(Listing):

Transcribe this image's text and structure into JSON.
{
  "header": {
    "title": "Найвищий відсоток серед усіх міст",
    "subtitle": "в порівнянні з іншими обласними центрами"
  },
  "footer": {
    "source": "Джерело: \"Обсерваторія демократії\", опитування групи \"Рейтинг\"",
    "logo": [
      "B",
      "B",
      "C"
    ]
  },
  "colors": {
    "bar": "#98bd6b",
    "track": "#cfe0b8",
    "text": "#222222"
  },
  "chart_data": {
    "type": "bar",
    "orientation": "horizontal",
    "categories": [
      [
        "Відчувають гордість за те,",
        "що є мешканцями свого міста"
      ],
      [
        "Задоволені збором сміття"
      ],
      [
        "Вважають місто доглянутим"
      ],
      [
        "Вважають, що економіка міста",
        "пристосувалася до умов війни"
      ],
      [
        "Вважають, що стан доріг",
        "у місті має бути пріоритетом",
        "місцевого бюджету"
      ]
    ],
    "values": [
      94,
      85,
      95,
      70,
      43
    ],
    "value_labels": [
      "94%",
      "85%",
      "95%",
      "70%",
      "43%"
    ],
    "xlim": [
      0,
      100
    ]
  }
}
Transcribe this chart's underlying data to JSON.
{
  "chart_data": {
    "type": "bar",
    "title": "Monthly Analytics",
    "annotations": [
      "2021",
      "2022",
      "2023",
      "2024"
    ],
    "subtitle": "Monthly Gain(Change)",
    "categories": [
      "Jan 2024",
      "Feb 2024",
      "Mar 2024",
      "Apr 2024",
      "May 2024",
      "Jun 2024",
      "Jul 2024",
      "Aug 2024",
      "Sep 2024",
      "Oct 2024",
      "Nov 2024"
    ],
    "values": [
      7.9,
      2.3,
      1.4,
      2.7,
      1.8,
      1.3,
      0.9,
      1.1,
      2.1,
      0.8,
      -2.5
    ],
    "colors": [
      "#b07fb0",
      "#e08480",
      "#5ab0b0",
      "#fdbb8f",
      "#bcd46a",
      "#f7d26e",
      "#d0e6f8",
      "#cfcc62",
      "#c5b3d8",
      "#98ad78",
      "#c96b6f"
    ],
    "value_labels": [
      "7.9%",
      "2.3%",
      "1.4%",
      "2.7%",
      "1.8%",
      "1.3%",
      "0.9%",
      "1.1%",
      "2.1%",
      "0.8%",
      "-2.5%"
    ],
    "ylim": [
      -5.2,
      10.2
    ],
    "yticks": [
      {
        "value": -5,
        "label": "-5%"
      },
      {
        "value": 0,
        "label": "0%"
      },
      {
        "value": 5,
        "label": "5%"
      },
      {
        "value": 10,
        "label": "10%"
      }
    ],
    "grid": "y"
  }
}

(Objective):
Copy out each line of the entries that holds "this".

(Task response):
Transcribe this image's text and structure into JSON.
Transcribe this chart's underlying data to JSON.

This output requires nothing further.